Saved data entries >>
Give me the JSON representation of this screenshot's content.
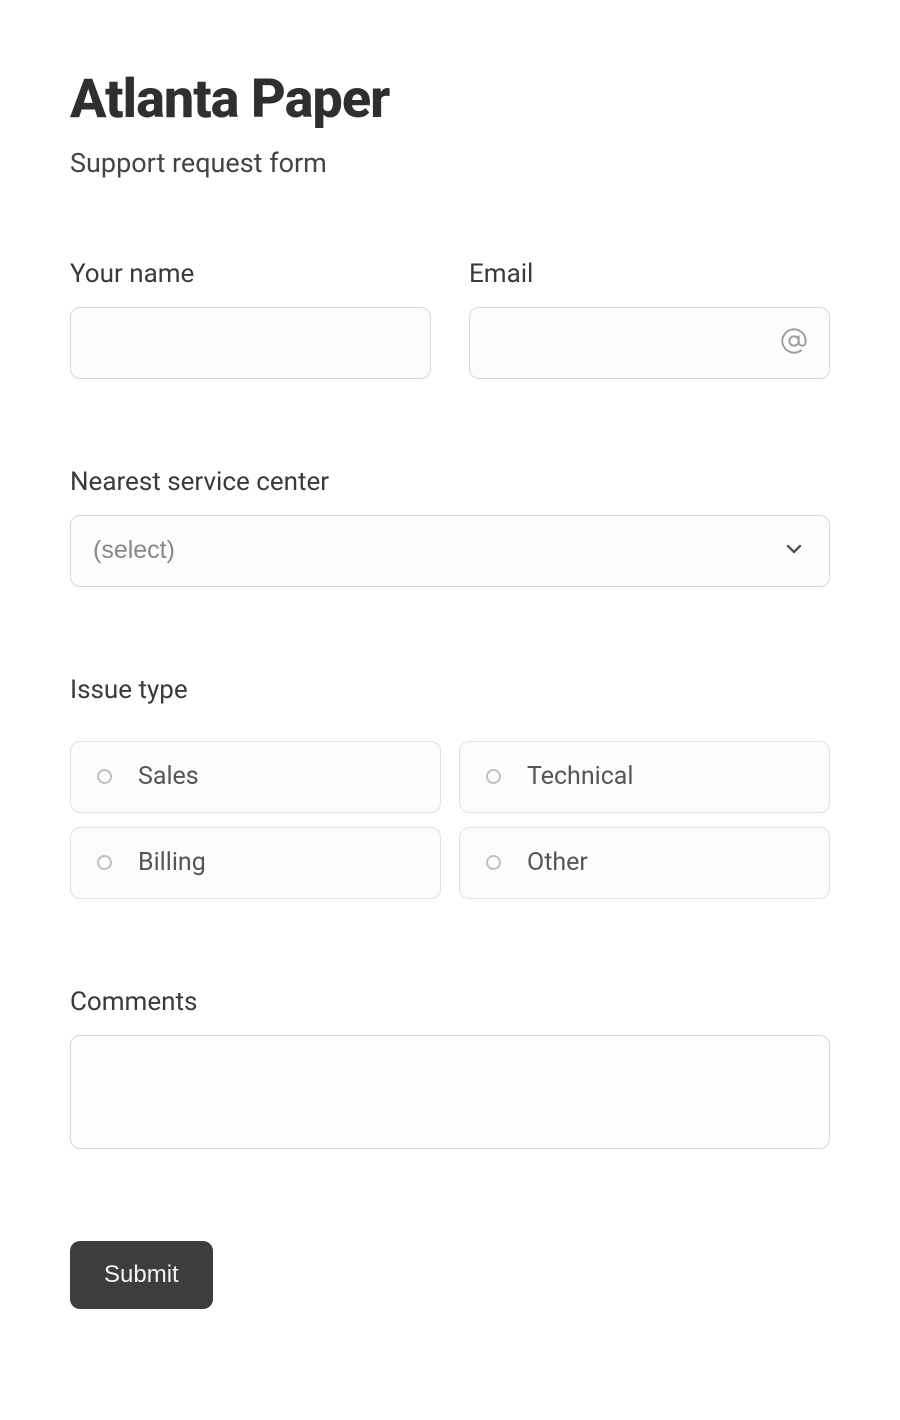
{
  "header": {
    "title": "Atlanta Paper",
    "subtitle": "Support request form"
  },
  "fields": {
    "name": {
      "label": "Your name",
      "value": ""
    },
    "email": {
      "label": "Email",
      "value": ""
    },
    "service_center": {
      "label": "Nearest service center",
      "placeholder": "(select)"
    },
    "issue_type": {
      "label": "Issue type",
      "options": [
        "Sales",
        "Technical",
        "Billing",
        "Other"
      ]
    },
    "comments": {
      "label": "Comments",
      "value": ""
    }
  },
  "actions": {
    "submit": "Submit"
  }
}
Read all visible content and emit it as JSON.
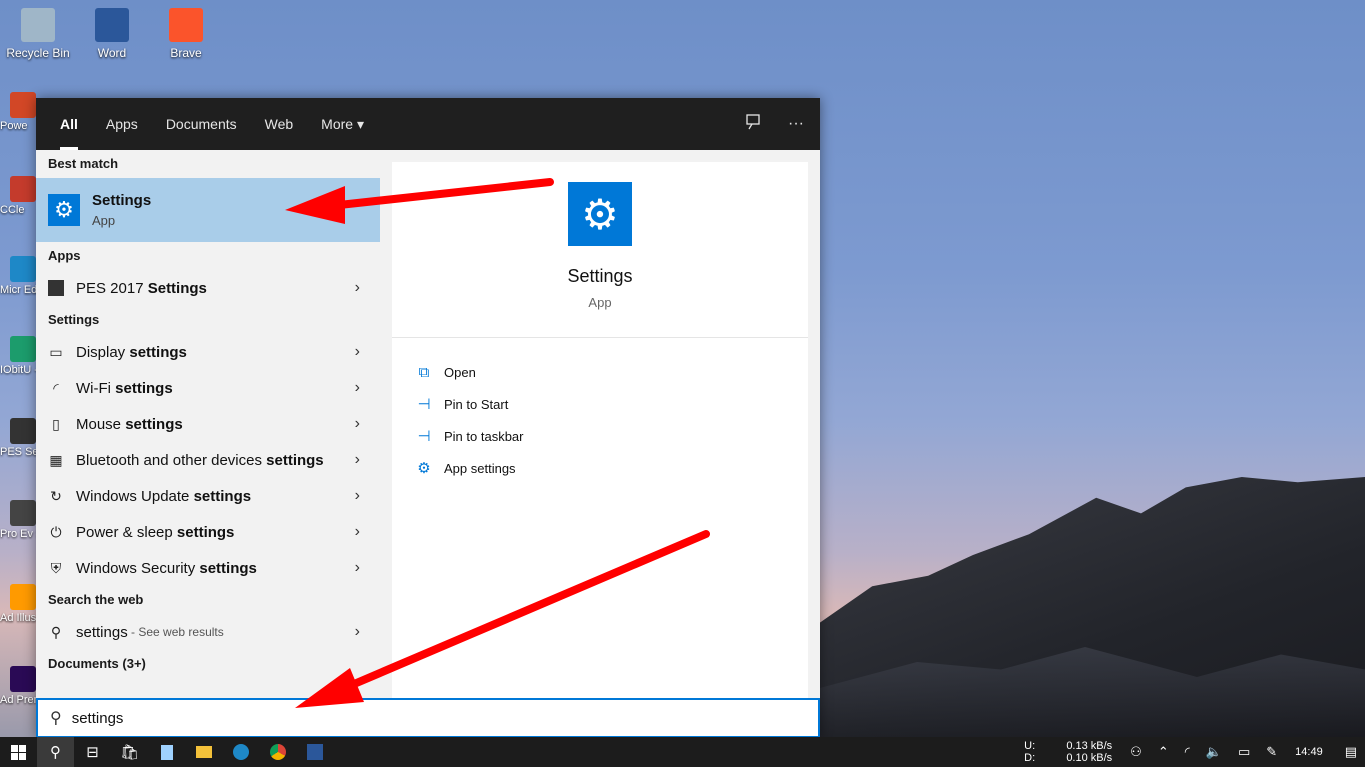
{
  "desktop": {
    "icons": [
      {
        "label": "Recycle Bin",
        "icon": "recycle-bin-icon",
        "color": "#9fb6c8"
      },
      {
        "label": "Word",
        "icon": "word-icon",
        "color": "#2b579a"
      },
      {
        "label": "Brave",
        "icon": "brave-icon",
        "color": "#fb542b"
      }
    ],
    "side_icons": [
      "Powe",
      "CCle",
      "Micr Ed",
      "IObitU - Sho",
      "PES Setti",
      "Pro Ev Socce",
      "Ad Illus",
      "Ad Premi"
    ]
  },
  "search": {
    "tabs": [
      "All",
      "Apps",
      "Documents",
      "Web",
      "More"
    ],
    "active_tab": "All",
    "more_caret": "▾",
    "feedback_icon": "feedback-icon",
    "options_icon": "···",
    "best_match_heading": "Best match",
    "best_match": {
      "name": "Settings",
      "type": "App"
    },
    "apps_heading": "Apps",
    "apps": [
      {
        "prefix": "PES 2017 ",
        "bold": "Settings"
      }
    ],
    "settings_heading": "Settings",
    "settings": [
      {
        "icon": "display-icon",
        "glyph": "▭",
        "prefix": "Display ",
        "bold": "settings"
      },
      {
        "icon": "wifi-icon",
        "glyph": "◜",
        "prefix": "Wi-Fi ",
        "bold": "settings"
      },
      {
        "icon": "mouse-icon",
        "glyph": "▯",
        "prefix": "Mouse ",
        "bold": "settings"
      },
      {
        "icon": "bluetooth-devices-icon",
        "glyph": "▦",
        "prefix": "Bluetooth and other devices ",
        "bold": "settings"
      },
      {
        "icon": "windows-update-icon",
        "glyph": "↻",
        "prefix": "Windows Update ",
        "bold": "settings"
      },
      {
        "icon": "power-icon",
        "glyph": "⏻",
        "prefix": "Power & sleep ",
        "bold": "settings"
      },
      {
        "icon": "shield-icon",
        "glyph": "⛨",
        "prefix": "Windows Security ",
        "bold": "settings"
      }
    ],
    "web_heading": "Search the web",
    "web_result": {
      "query": "settings",
      "suffix": " - See web results"
    },
    "documents_heading": "Documents (3+)",
    "detail": {
      "name": "Settings",
      "type": "App",
      "actions": [
        {
          "icon": "open-icon",
          "glyph": "⧉",
          "label": "Open"
        },
        {
          "icon": "pin-to-start-icon",
          "glyph": "⊣",
          "label": "Pin to Start"
        },
        {
          "icon": "pin-to-taskbar-icon",
          "glyph": "⊣",
          "label": "Pin to taskbar"
        },
        {
          "icon": "app-settings-icon",
          "glyph": "⚙",
          "label": "App settings"
        }
      ]
    },
    "query": "settings"
  },
  "taskbar": {
    "network": {
      "up_label": "U:",
      "up_value": "0.13 kB/s",
      "down_label": "D:",
      "down_value": "0.10 kB/s"
    },
    "clock": "14:49"
  },
  "colors": {
    "accent": "#0078d7",
    "highlight": "#a9cde9",
    "annotation": "#ff0000"
  }
}
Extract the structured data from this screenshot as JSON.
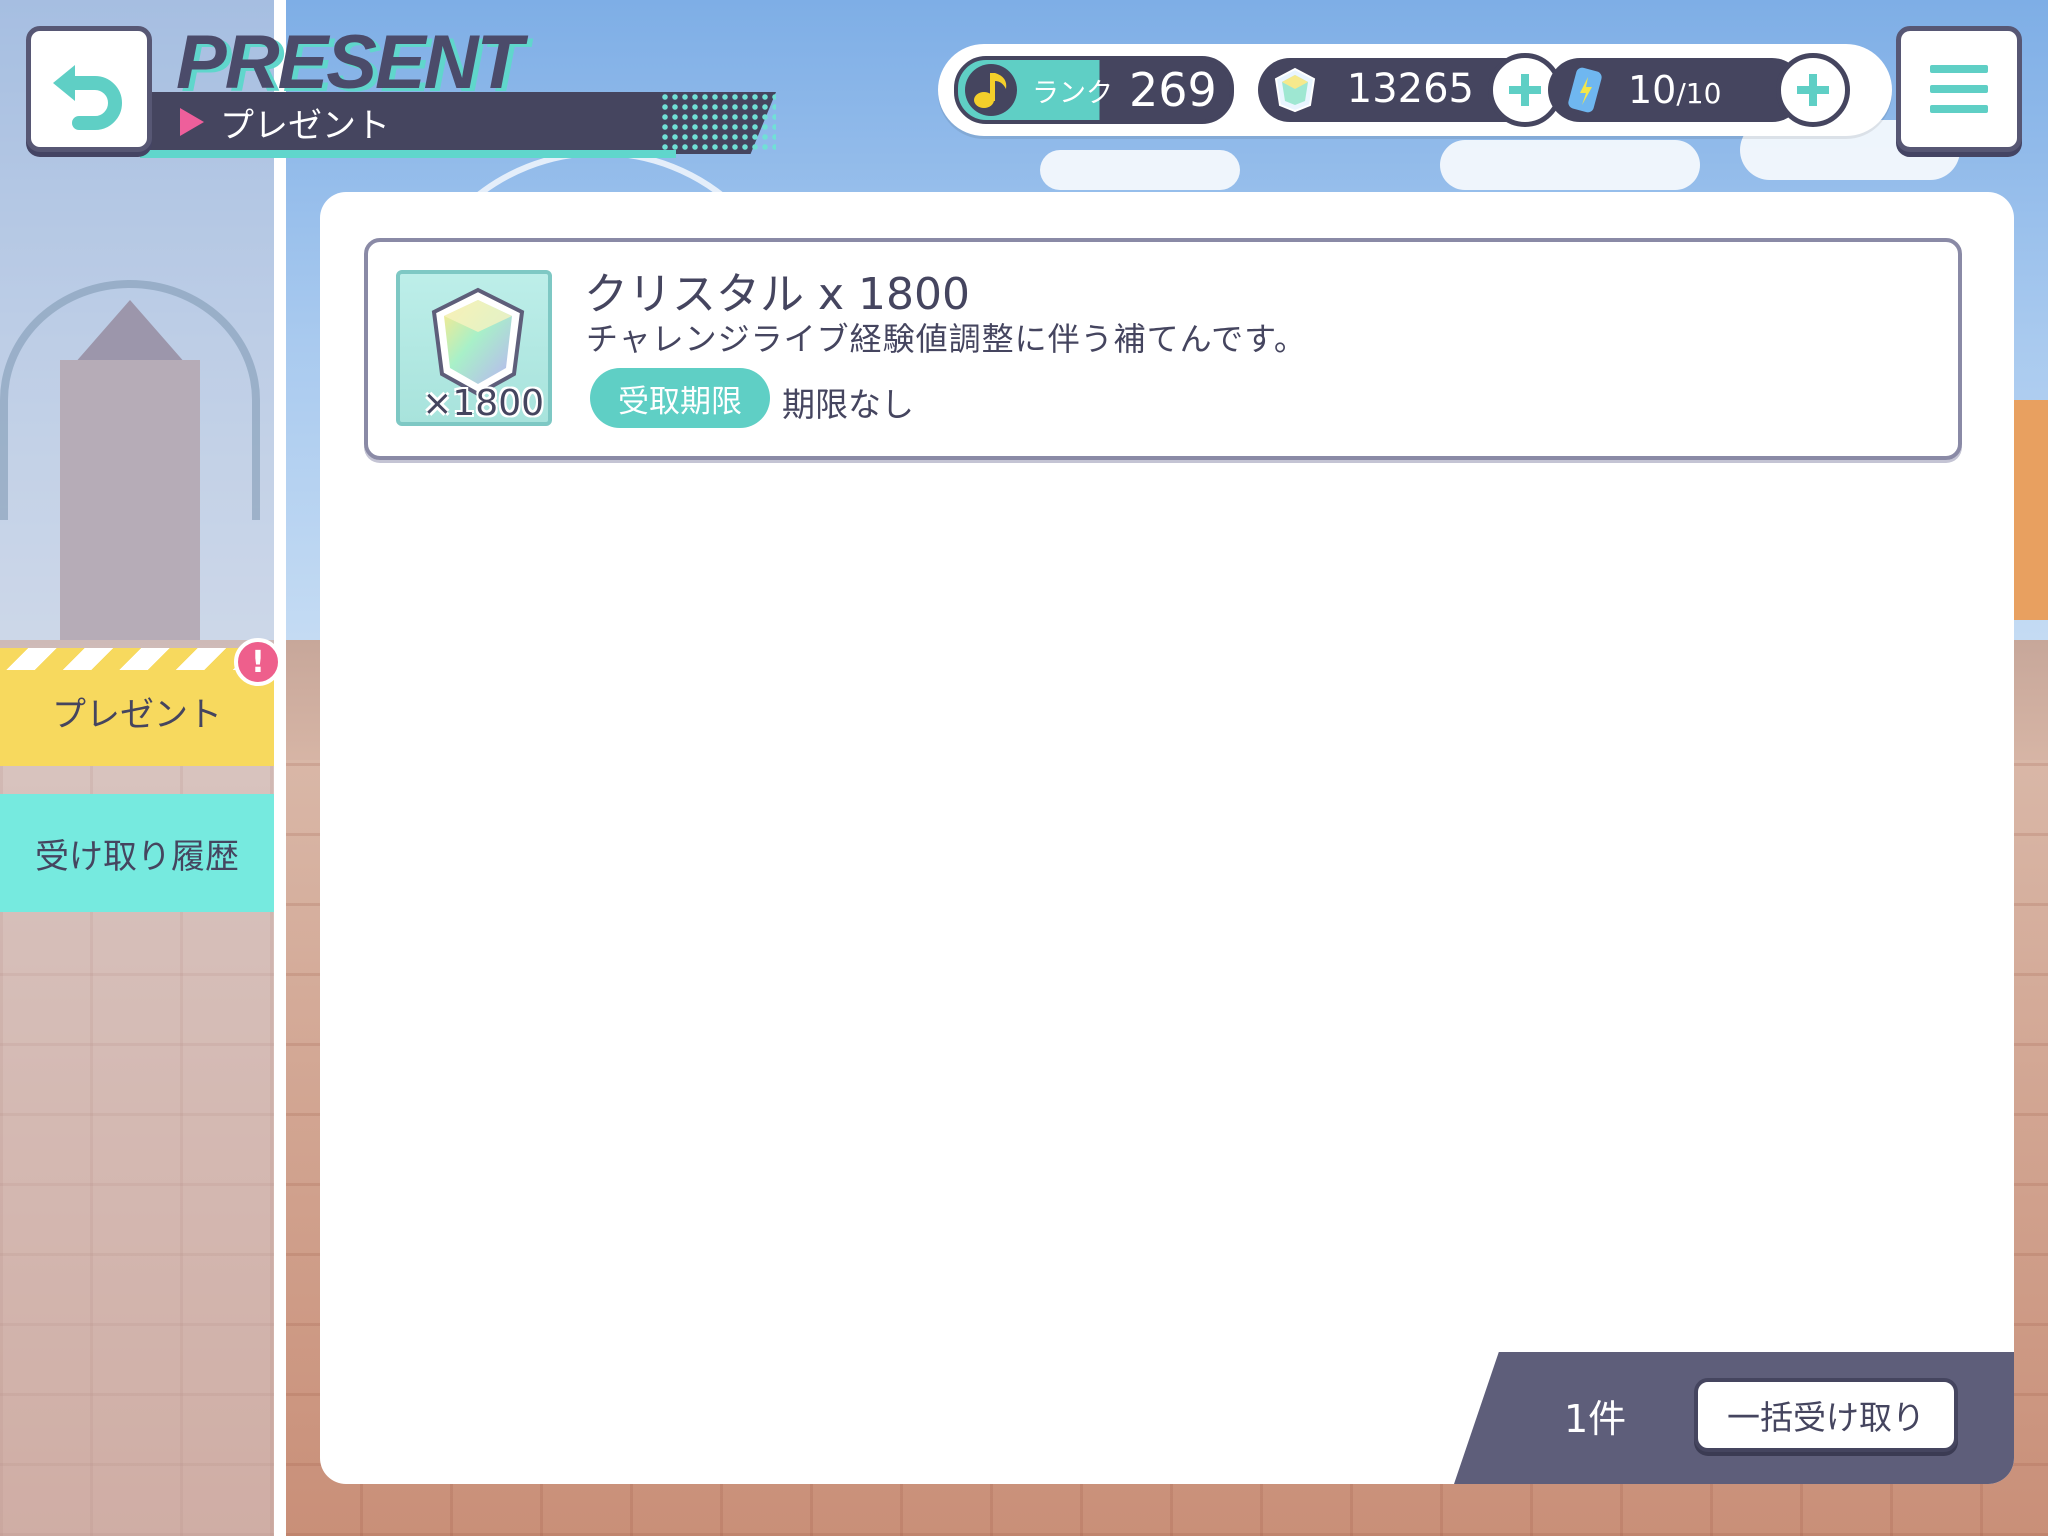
{
  "header": {
    "title_en": "PRESENT",
    "title_jp": "プレゼント"
  },
  "status": {
    "rank_label": "ランク",
    "rank_value": "269",
    "crystal_value": "13265",
    "energy_value": "10",
    "energy_max": "/10"
  },
  "sidebar": {
    "tabs": [
      {
        "label": "プレゼント",
        "selected": true,
        "badge": "!"
      },
      {
        "label": "受け取り履歴",
        "selected": false
      }
    ]
  },
  "presents": [
    {
      "icon": "crystal-icon",
      "quantity": "×1800",
      "name": "クリスタル x 1800",
      "description": "チャレンジライブ経験値調整に伴う補てんです。",
      "deadline_label": "受取期限",
      "deadline_value": "期限なし"
    }
  ],
  "footer": {
    "count": "1件",
    "claim_all_label": "一括受け取り"
  },
  "colors": {
    "accent_teal": "#5fcfc5",
    "navy": "#45455f",
    "tab_yellow": "#f7d95e",
    "tab_mint": "#76eadf",
    "badge_pink": "#ee5f8c"
  }
}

WHAT YOU NEED TO DO >> Your job is to transcribe the entries above exactly; skip the pictures.

TASK ANSWER >>
Give me the JSON representation of this screenshot's content.
{
  "header": {
    "title": "Atlanta Paper",
    "subtitle": "Support request form"
  },
  "fields": {
    "name": {
      "label": "Your name",
      "value": ""
    },
    "email": {
      "label": "Email",
      "value": ""
    },
    "service_center": {
      "label": "Nearest service center",
      "placeholder": "(select)"
    },
    "issue_type": {
      "label": "Issue type",
      "options": [
        "Sales",
        "Technical",
        "Billing",
        "Other"
      ]
    },
    "comments": {
      "label": "Comments",
      "value": ""
    }
  },
  "actions": {
    "submit": "Submit"
  }
}
Read all visible content and emit it as JSON.
{
  "desktop": {
    "icons": [
      {
        "label": "Recycle Bin",
        "icon": "recycle-bin-icon",
        "color": "#9fb6c8"
      },
      {
        "label": "Word",
        "icon": "word-icon",
        "color": "#2b579a"
      },
      {
        "label": "Brave",
        "icon": "brave-icon",
        "color": "#fb542b"
      }
    ],
    "side_icons": [
      "Powe",
      "CCle",
      "Micr Ed",
      "IObitU - Sho",
      "PES Setti",
      "Pro Ev Socce",
      "Ad Illus",
      "Ad Premi"
    ]
  },
  "search": {
    "tabs": [
      "All",
      "Apps",
      "Documents",
      "Web",
      "More"
    ],
    "active_tab": "All",
    "more_caret": "▾",
    "feedback_icon": "feedback-icon",
    "options_icon": "···",
    "best_match_heading": "Best match",
    "best_match": {
      "name": "Settings",
      "type": "App"
    },
    "apps_heading": "Apps",
    "apps": [
      {
        "prefix": "PES 2017 ",
        "bold": "Settings"
      }
    ],
    "settings_heading": "Settings",
    "settings": [
      {
        "icon": "display-icon",
        "glyph": "▭",
        "prefix": "Display ",
        "bold": "settings"
      },
      {
        "icon": "wifi-icon",
        "glyph": "◜",
        "prefix": "Wi-Fi ",
        "bold": "settings"
      },
      {
        "icon": "mouse-icon",
        "glyph": "▯",
        "prefix": "Mouse ",
        "bold": "settings"
      },
      {
        "icon": "bluetooth-devices-icon",
        "glyph": "▦",
        "prefix": "Bluetooth and other devices ",
        "bold": "settings"
      },
      {
        "icon": "windows-update-icon",
        "glyph": "↻",
        "prefix": "Windows Update ",
        "bold": "settings"
      },
      {
        "icon": "power-icon",
        "glyph": "⏻",
        "prefix": "Power & sleep ",
        "bold": "settings"
      },
      {
        "icon": "shield-icon",
        "glyph": "⛨",
        "prefix": "Windows Security ",
        "bold": "settings"
      }
    ],
    "web_heading": "Search the web",
    "web_result": {
      "query": "settings",
      "suffix": " - See web results"
    },
    "documents_heading": "Documents (3+)",
    "detail": {
      "name": "Settings",
      "type": "App",
      "actions": [
        {
          "icon": "open-icon",
          "glyph": "⧉",
          "label": "Open"
        },
        {
          "icon": "pin-to-start-icon",
          "glyph": "⊣",
          "label": "Pin to Start"
        },
        {
          "icon": "pin-to-taskbar-icon",
          "glyph": "⊣",
          "label": "Pin to taskbar"
        },
        {
          "icon": "app-settings-icon",
          "glyph": "⚙",
          "label": "App settings"
        }
      ]
    },
    "query": "settings"
  },
  "taskbar": {
    "network": {
      "up_label": "U:",
      "up_value": "0.13 kB/s",
      "down_label": "D:",
      "down_value": "0.10 kB/s"
    },
    "clock": "14:49"
  },
  "colors": {
    "accent": "#0078d7",
    "highlight": "#a9cde9",
    "annotation": "#ff0000"
  }
}
Extract the structured data from this screenshot as JSON.
{
  "header": {
    "title_en": "PRESENT",
    "title_jp": "プレゼント"
  },
  "status": {
    "rank_label": "ランク",
    "rank_value": "269",
    "crystal_value": "13265",
    "energy_value": "10",
    "energy_max": "/10"
  },
  "sidebar": {
    "tabs": [
      {
        "label": "プレゼント",
        "selected": true,
        "badge": "!"
      },
      {
        "label": "受け取り履歴",
        "selected": false
      }
    ]
  },
  "presents": [
    {
      "icon": "crystal-icon",
      "quantity": "×1800",
      "name": "クリスタル x 1800",
      "description": "チャレンジライブ経験値調整に伴う補てんです。",
      "deadline_label": "受取期限",
      "deadline_value": "期限なし"
    }
  ],
  "footer": {
    "count": "1件",
    "claim_all_label": "一括受け取り"
  },
  "colors": {
    "accent_teal": "#5fcfc5",
    "navy": "#45455f",
    "tab_yellow": "#f7d95e",
    "tab_mint": "#76eadf",
    "badge_pink": "#ee5f8c"
  }
}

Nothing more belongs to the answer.